▸ **GIVEN TASK**
Copy all entries without alteration and skip the pictures they hold.

▸ **STORED DATA**
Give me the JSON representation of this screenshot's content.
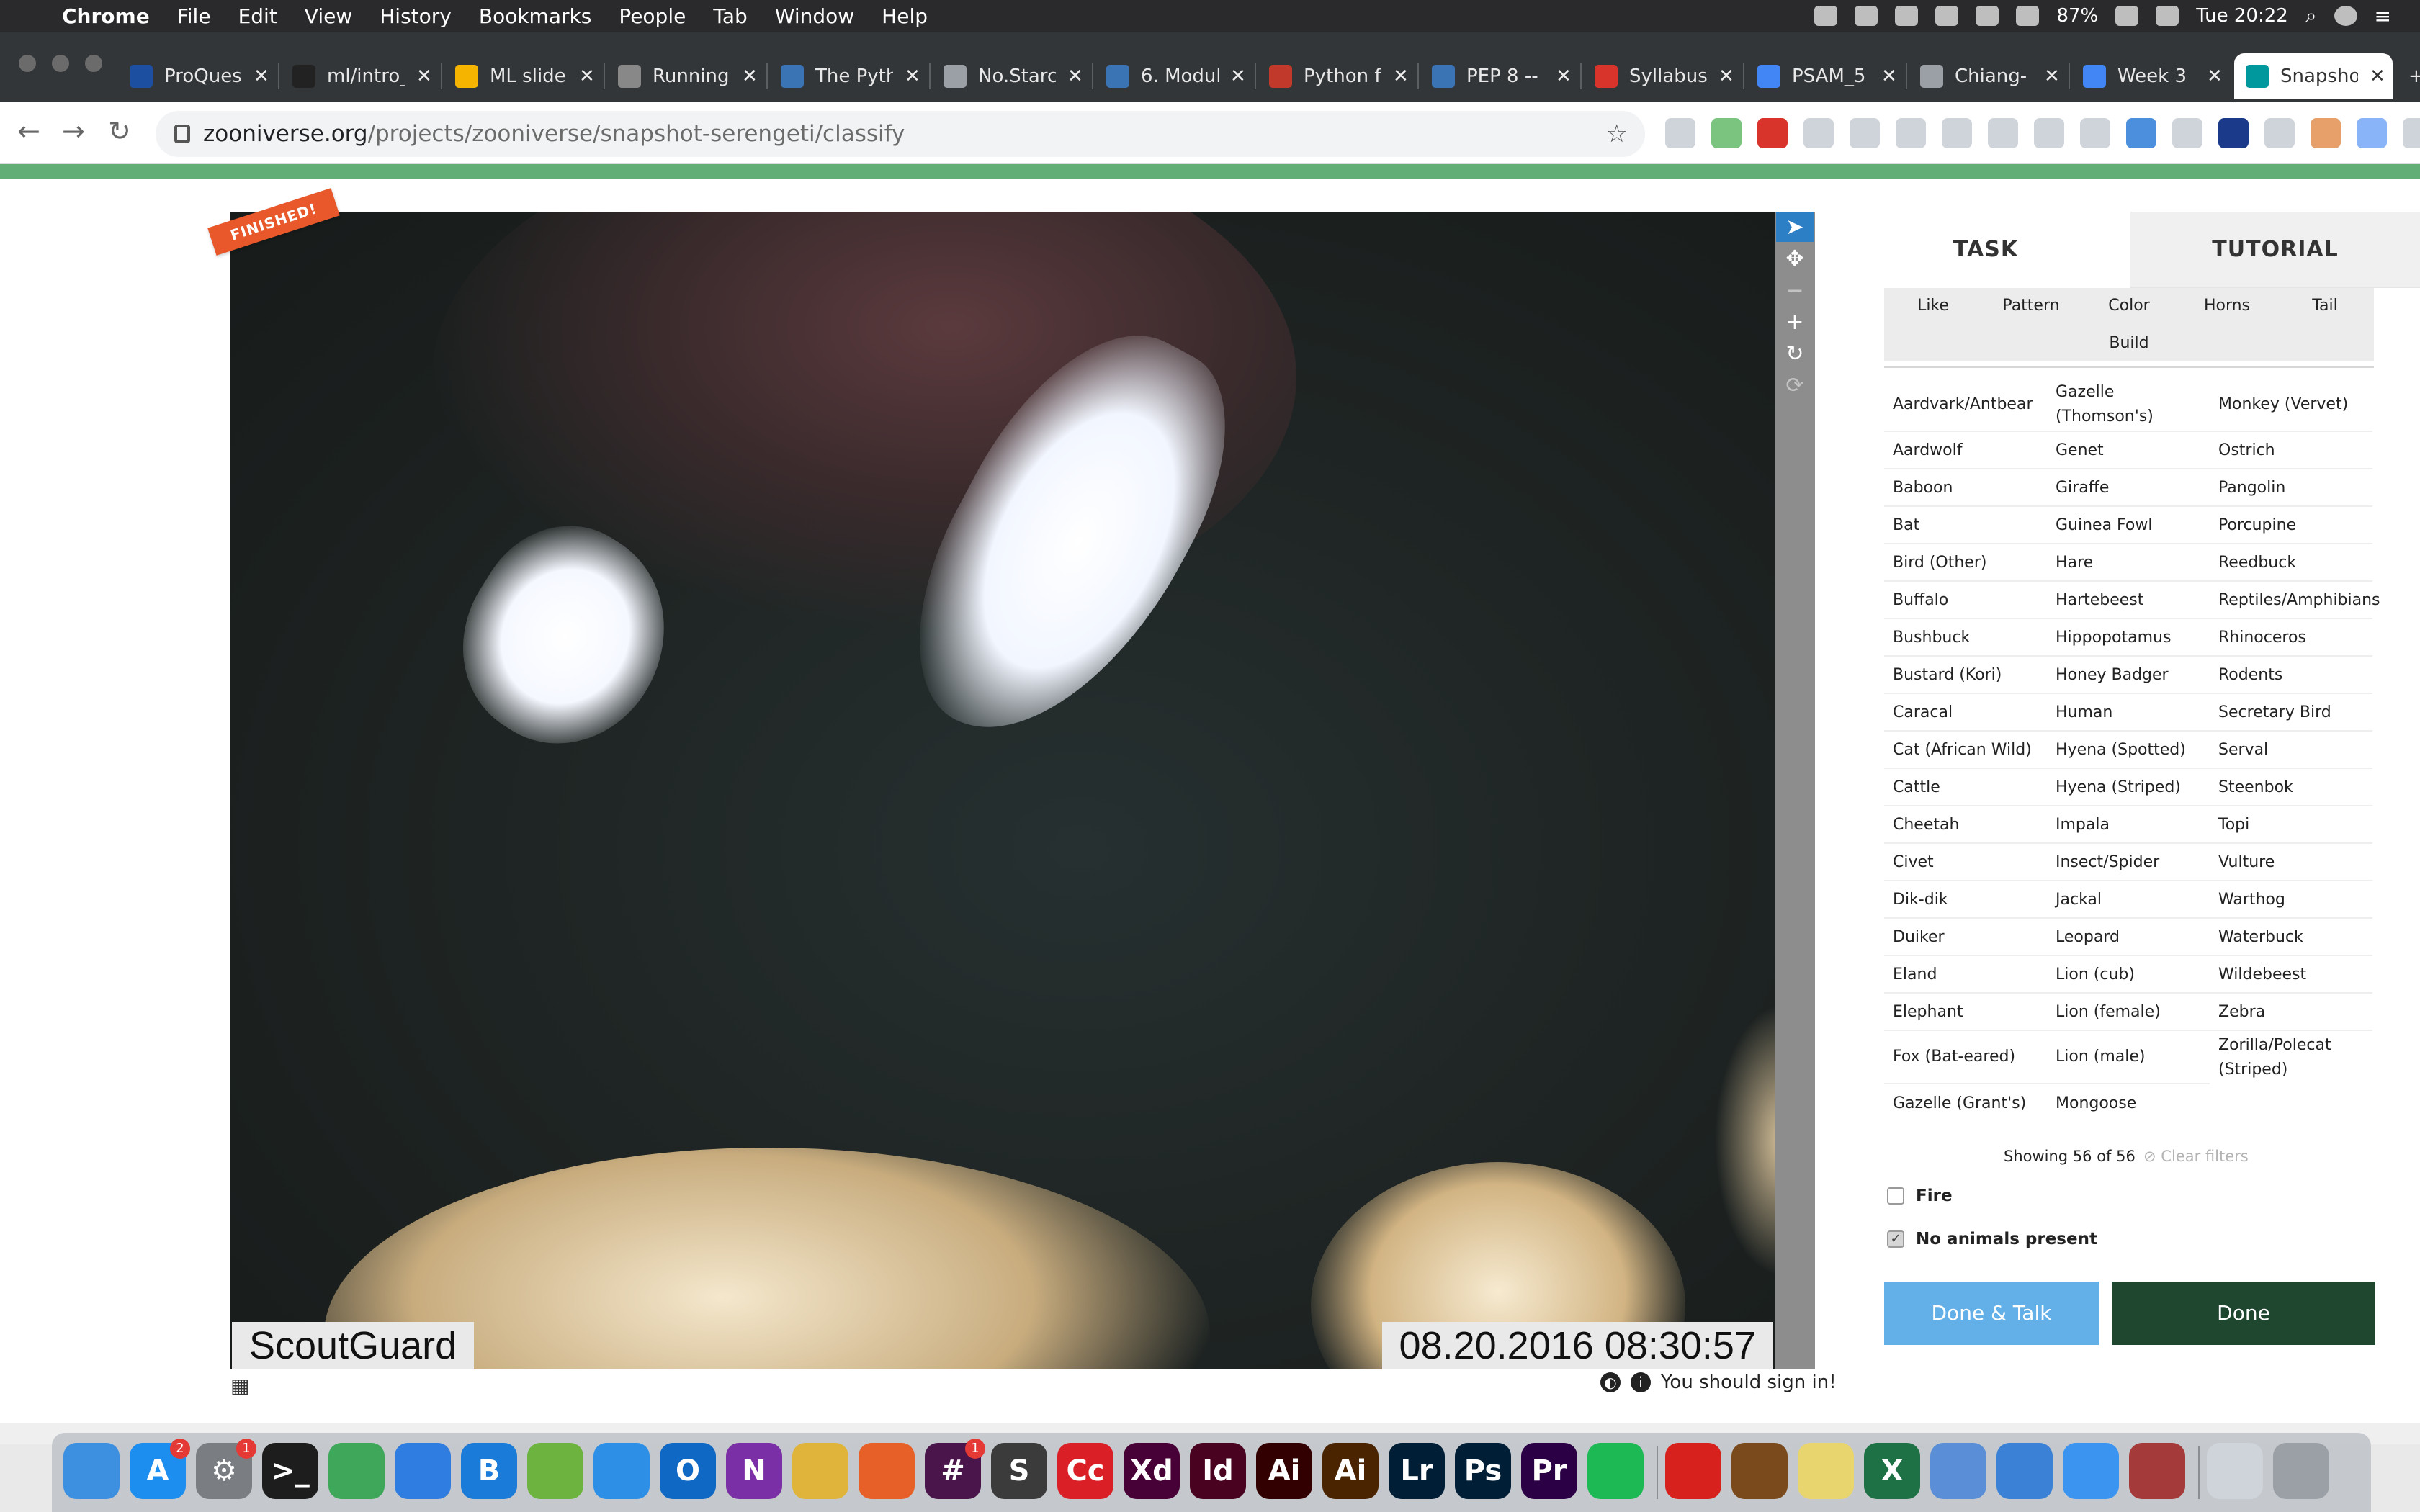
{
  "menubar": {
    "app_name": "Chrome",
    "items": [
      "File",
      "Edit",
      "View",
      "History",
      "Bookmarks",
      "People",
      "Tab",
      "Window",
      "Help"
    ],
    "battery": "87%",
    "clock": "Tue 20:22"
  },
  "tabs": [
    {
      "label": "ProQues",
      "color": "#1d4fa0"
    },
    {
      "label": "ml/intro_",
      "color": "#222222"
    },
    {
      "label": "ML slide",
      "color": "#f4b400"
    },
    {
      "label": "Running",
      "color": "#888888"
    },
    {
      "label": "The Pyth",
      "color": "#3b74b4"
    },
    {
      "label": "No.Starc",
      "color": "#9aa0a6"
    },
    {
      "label": "6. Modul",
      "color": "#3b74b4"
    },
    {
      "label": "Python f",
      "color": "#c0392b"
    },
    {
      "label": "PEP 8 --",
      "color": "#3b74b4"
    },
    {
      "label": "Syllabus",
      "color": "#d9342b"
    },
    {
      "label": "PSAM_5",
      "color": "#4285f4"
    },
    {
      "label": "Chiang-",
      "color": "#9aa0a6"
    },
    {
      "label": "Week 3",
      "color": "#4285f4"
    },
    {
      "label": "Snapsho",
      "color": "#00979d",
      "active": true
    }
  ],
  "address": {
    "host": "zooniverse.org",
    "path": "/projects/zooniverse/snapshot-serengeti/classify"
  },
  "subject": {
    "ribbon": "FINISHED!",
    "camera_brand": "ScoutGuard",
    "timestamp": "08.20.2016 08:30:57",
    "sign_in_notice": "You should sign in!"
  },
  "task_panel": {
    "tab_task": "TASK",
    "tab_tutorial": "TUTORIAL",
    "filters": [
      "Like",
      "Pattern",
      "Color",
      "Horns",
      "Tail",
      "Build"
    ],
    "species_columns": [
      [
        "Aardvark/Antbear",
        "Aardwolf",
        "Baboon",
        "Bat",
        "Bird (Other)",
        "Buffalo",
        "Bushbuck",
        "Bustard (Kori)",
        "Caracal",
        "Cat (African Wild)",
        "Cattle",
        "Cheetah",
        "Civet",
        "Dik-dik",
        "Duiker",
        "Eland",
        "Elephant",
        "Fox (Bat-eared)",
        "Gazelle (Grant's)"
      ],
      [
        "Gazelle (Thomson's)",
        "Genet",
        "Giraffe",
        "Guinea Fowl",
        "Hare",
        "Hartebeest",
        "Hippopotamus",
        "Honey Badger",
        "Human",
        "Hyena (Spotted)",
        "Hyena (Striped)",
        "Impala",
        "Insect/Spider",
        "Jackal",
        "Leopard",
        "Lion (cub)",
        "Lion (female)",
        "Lion (male)",
        "Mongoose"
      ],
      [
        "Monkey (Vervet)",
        "Ostrich",
        "Pangolin",
        "Porcupine",
        "Reedbuck",
        "Reptiles/Amphibians",
        "Rhinoceros",
        "Rodents",
        "Secretary Bird",
        "Serval",
        "Steenbok",
        "Topi",
        "Vulture",
        "Warthog",
        "Waterbuck",
        "Wildebeest",
        "Zebra",
        "Zorilla/Polecat (Striped)"
      ]
    ],
    "showing": "Showing 56 of 56",
    "clear_filters": "Clear filters",
    "fire_label": "Fire",
    "fire_checked": false,
    "no_animals_label": "No animals present",
    "no_animals_checked": true,
    "done_talk_label": "Done & Talk",
    "done_label": "Done"
  },
  "dock": [
    {
      "name": "Finder",
      "color": "#3d8fe0",
      "glyph": ""
    },
    {
      "name": "App Store",
      "color": "#1c8ef0",
      "glyph": "A",
      "badge": "2"
    },
    {
      "name": "System Preferences",
      "color": "#7a7d82",
      "glyph": "⚙",
      "badge": "1"
    },
    {
      "name": "Terminal",
      "color": "#1d1d1d",
      "glyph": ">_"
    },
    {
      "name": "Maps",
      "color": "#3fa75a",
      "glyph": ""
    },
    {
      "name": "OneDrive",
      "color": "#2f7de0",
      "glyph": ""
    },
    {
      "name": "Box",
      "color": "#1b7bd8",
      "glyph": "B"
    },
    {
      "name": "Other",
      "color": "#6db33f",
      "glyph": ""
    },
    {
      "name": "Messenger",
      "color": "#2d8fe6",
      "glyph": ""
    },
    {
      "name": "Outlook",
      "color": "#0f68c4",
      "glyph": "O"
    },
    {
      "name": "OneNote",
      "color": "#7b2fa6",
      "glyph": "N"
    },
    {
      "name": "Chrome",
      "color": "#e0b43a",
      "glyph": ""
    },
    {
      "name": "Firefox",
      "color": "#e66028",
      "glyph": ""
    },
    {
      "name": "Slack",
      "color": "#4a154b",
      "glyph": "#",
      "badge": "1"
    },
    {
      "name": "Sublime Text",
      "color": "#3b3b3b",
      "glyph": "S"
    },
    {
      "name": "Creative Cloud",
      "color": "#da1f26",
      "glyph": "Cc"
    },
    {
      "name": "Adobe XD",
      "color": "#470137",
      "glyph": "Xd"
    },
    {
      "name": "InDesign",
      "color": "#49021f",
      "glyph": "Id"
    },
    {
      "name": "Illustrator",
      "color": "#330000",
      "glyph": "Ai"
    },
    {
      "name": "Illustrator CC",
      "color": "#4a2300",
      "glyph": "Ai"
    },
    {
      "name": "Lightroom",
      "color": "#001e36",
      "glyph": "Lr"
    },
    {
      "name": "Photoshop",
      "color": "#001e36",
      "glyph": "Ps"
    },
    {
      "name": "Premiere Pro",
      "color": "#2b0045",
      "glyph": "Pr"
    },
    {
      "name": "Spotify",
      "color": "#1db954",
      "glyph": ""
    },
    {
      "name": "Acrobat",
      "color": "#d6211c",
      "glyph": ""
    },
    {
      "name": "Preview",
      "color": "#7a4a1c",
      "glyph": ""
    },
    {
      "name": "Stickies",
      "color": "#e8d56d",
      "glyph": ""
    },
    {
      "name": "Excel",
      "color": "#1e7145",
      "glyph": "X"
    },
    {
      "name": "Charts",
      "color": "#5a8fd8",
      "glyph": ""
    },
    {
      "name": "Keynote",
      "color": "#3b82d6",
      "glyph": ""
    },
    {
      "name": "Messages",
      "color": "#3a94f0",
      "glyph": ""
    },
    {
      "name": "Photo Booth",
      "color": "#a53a3a",
      "glyph": ""
    },
    {
      "name": "Downloads",
      "color": "#cfd4da",
      "glyph": ""
    },
    {
      "name": "Trash",
      "color": "#9aa0a6",
      "glyph": ""
    }
  ]
}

▸ **WORKED SOLUTION**
Give me the JSON representation of this screenshot's content.
{
  "menubar": {
    "app_name": "Chrome",
    "items": [
      "File",
      "Edit",
      "View",
      "History",
      "Bookmarks",
      "People",
      "Tab",
      "Window",
      "Help"
    ],
    "battery": "87%",
    "clock": "Tue 20:22"
  },
  "tabs": [
    {
      "label": "ProQues",
      "color": "#1d4fa0"
    },
    {
      "label": "ml/intro_",
      "color": "#222222"
    },
    {
      "label": "ML slide",
      "color": "#f4b400"
    },
    {
      "label": "Running",
      "color": "#888888"
    },
    {
      "label": "The Pyth",
      "color": "#3b74b4"
    },
    {
      "label": "No.Starc",
      "color": "#9aa0a6"
    },
    {
      "label": "6. Modul",
      "color": "#3b74b4"
    },
    {
      "label": "Python f",
      "color": "#c0392b"
    },
    {
      "label": "PEP 8 --",
      "color": "#3b74b4"
    },
    {
      "label": "Syllabus",
      "color": "#d9342b"
    },
    {
      "label": "PSAM_5",
      "color": "#4285f4"
    },
    {
      "label": "Chiang-",
      "color": "#9aa0a6"
    },
    {
      "label": "Week 3",
      "color": "#4285f4"
    },
    {
      "label": "Snapsho",
      "color": "#00979d",
      "active": true
    }
  ],
  "address": {
    "host": "zooniverse.org",
    "path": "/projects/zooniverse/snapshot-serengeti/classify"
  },
  "subject": {
    "ribbon": "FINISHED!",
    "camera_brand": "ScoutGuard",
    "timestamp": "08.20.2016 08:30:57",
    "sign_in_notice": "You should sign in!"
  },
  "task_panel": {
    "tab_task": "TASK",
    "tab_tutorial": "TUTORIAL",
    "filters": [
      "Like",
      "Pattern",
      "Color",
      "Horns",
      "Tail",
      "Build"
    ],
    "species_columns": [
      [
        "Aardvark/Antbear",
        "Aardwolf",
        "Baboon",
        "Bat",
        "Bird (Other)",
        "Buffalo",
        "Bushbuck",
        "Bustard (Kori)",
        "Caracal",
        "Cat (African Wild)",
        "Cattle",
        "Cheetah",
        "Civet",
        "Dik-dik",
        "Duiker",
        "Eland",
        "Elephant",
        "Fox (Bat-eared)",
        "Gazelle (Grant's)"
      ],
      [
        "Gazelle (Thomson's)",
        "Genet",
        "Giraffe",
        "Guinea Fowl",
        "Hare",
        "Hartebeest",
        "Hippopotamus",
        "Honey Badger",
        "Human",
        "Hyena (Spotted)",
        "Hyena (Striped)",
        "Impala",
        "Insect/Spider",
        "Jackal",
        "Leopard",
        "Lion (cub)",
        "Lion (female)",
        "Lion (male)",
        "Mongoose"
      ],
      [
        "Monkey (Vervet)",
        "Ostrich",
        "Pangolin",
        "Porcupine",
        "Reedbuck",
        "Reptiles/Amphibians",
        "Rhinoceros",
        "Rodents",
        "Secretary Bird",
        "Serval",
        "Steenbok",
        "Topi",
        "Vulture",
        "Warthog",
        "Waterbuck",
        "Wildebeest",
        "Zebra",
        "Zorilla/Polecat (Striped)"
      ]
    ],
    "showing": "Showing 56 of 56",
    "clear_filters": "Clear filters",
    "fire_label": "Fire",
    "fire_checked": false,
    "no_animals_label": "No animals present",
    "no_animals_checked": true,
    "done_talk_label": "Done & Talk",
    "done_label": "Done"
  },
  "dock": [
    {
      "name": "Finder",
      "color": "#3d8fe0",
      "glyph": ""
    },
    {
      "name": "App Store",
      "color": "#1c8ef0",
      "glyph": "A",
      "badge": "2"
    },
    {
      "name": "System Preferences",
      "color": "#7a7d82",
      "glyph": "⚙",
      "badge": "1"
    },
    {
      "name": "Terminal",
      "color": "#1d1d1d",
      "glyph": ">_"
    },
    {
      "name": "Maps",
      "color": "#3fa75a",
      "glyph": ""
    },
    {
      "name": "OneDrive",
      "color": "#2f7de0",
      "glyph": ""
    },
    {
      "name": "Box",
      "color": "#1b7bd8",
      "glyph": "B"
    },
    {
      "name": "Other",
      "color": "#6db33f",
      "glyph": ""
    },
    {
      "name": "Messenger",
      "color": "#2d8fe6",
      "glyph": ""
    },
    {
      "name": "Outlook",
      "color": "#0f68c4",
      "glyph": "O"
    },
    {
      "name": "OneNote",
      "color": "#7b2fa6",
      "glyph": "N"
    },
    {
      "name": "Chrome",
      "color": "#e0b43a",
      "glyph": ""
    },
    {
      "name": "Firefox",
      "color": "#e66028",
      "glyph": ""
    },
    {
      "name": "Slack",
      "color": "#4a154b",
      "glyph": "#",
      "badge": "1"
    },
    {
      "name": "Sublime Text",
      "color": "#3b3b3b",
      "glyph": "S"
    },
    {
      "name": "Creative Cloud",
      "color": "#da1f26",
      "glyph": "Cc"
    },
    {
      "name": "Adobe XD",
      "color": "#470137",
      "glyph": "Xd"
    },
    {
      "name": "InDesign",
      "color": "#49021f",
      "glyph": "Id"
    },
    {
      "name": "Illustrator",
      "color": "#330000",
      "glyph": "Ai"
    },
    {
      "name": "Illustrator CC",
      "color": "#4a2300",
      "glyph": "Ai"
    },
    {
      "name": "Lightroom",
      "color": "#001e36",
      "glyph": "Lr"
    },
    {
      "name": "Photoshop",
      "color": "#001e36",
      "glyph": "Ps"
    },
    {
      "name": "Premiere Pro",
      "color": "#2b0045",
      "glyph": "Pr"
    },
    {
      "name": "Spotify",
      "color": "#1db954",
      "glyph": ""
    },
    {
      "name": "Acrobat",
      "color": "#d6211c",
      "glyph": ""
    },
    {
      "name": "Preview",
      "color": "#7a4a1c",
      "glyph": ""
    },
    {
      "name": "Stickies",
      "color": "#e8d56d",
      "glyph": ""
    },
    {
      "name": "Excel",
      "color": "#1e7145",
      "glyph": "X"
    },
    {
      "name": "Charts",
      "color": "#5a8fd8",
      "glyph": ""
    },
    {
      "name": "Keynote",
      "color": "#3b82d6",
      "glyph": ""
    },
    {
      "name": "Messages",
      "color": "#3a94f0",
      "glyph": ""
    },
    {
      "name": "Photo Booth",
      "color": "#a53a3a",
      "glyph": ""
    },
    {
      "name": "Downloads",
      "color": "#cfd4da",
      "glyph": ""
    },
    {
      "name": "Trash",
      "color": "#9aa0a6",
      "glyph": ""
    }
  ]
}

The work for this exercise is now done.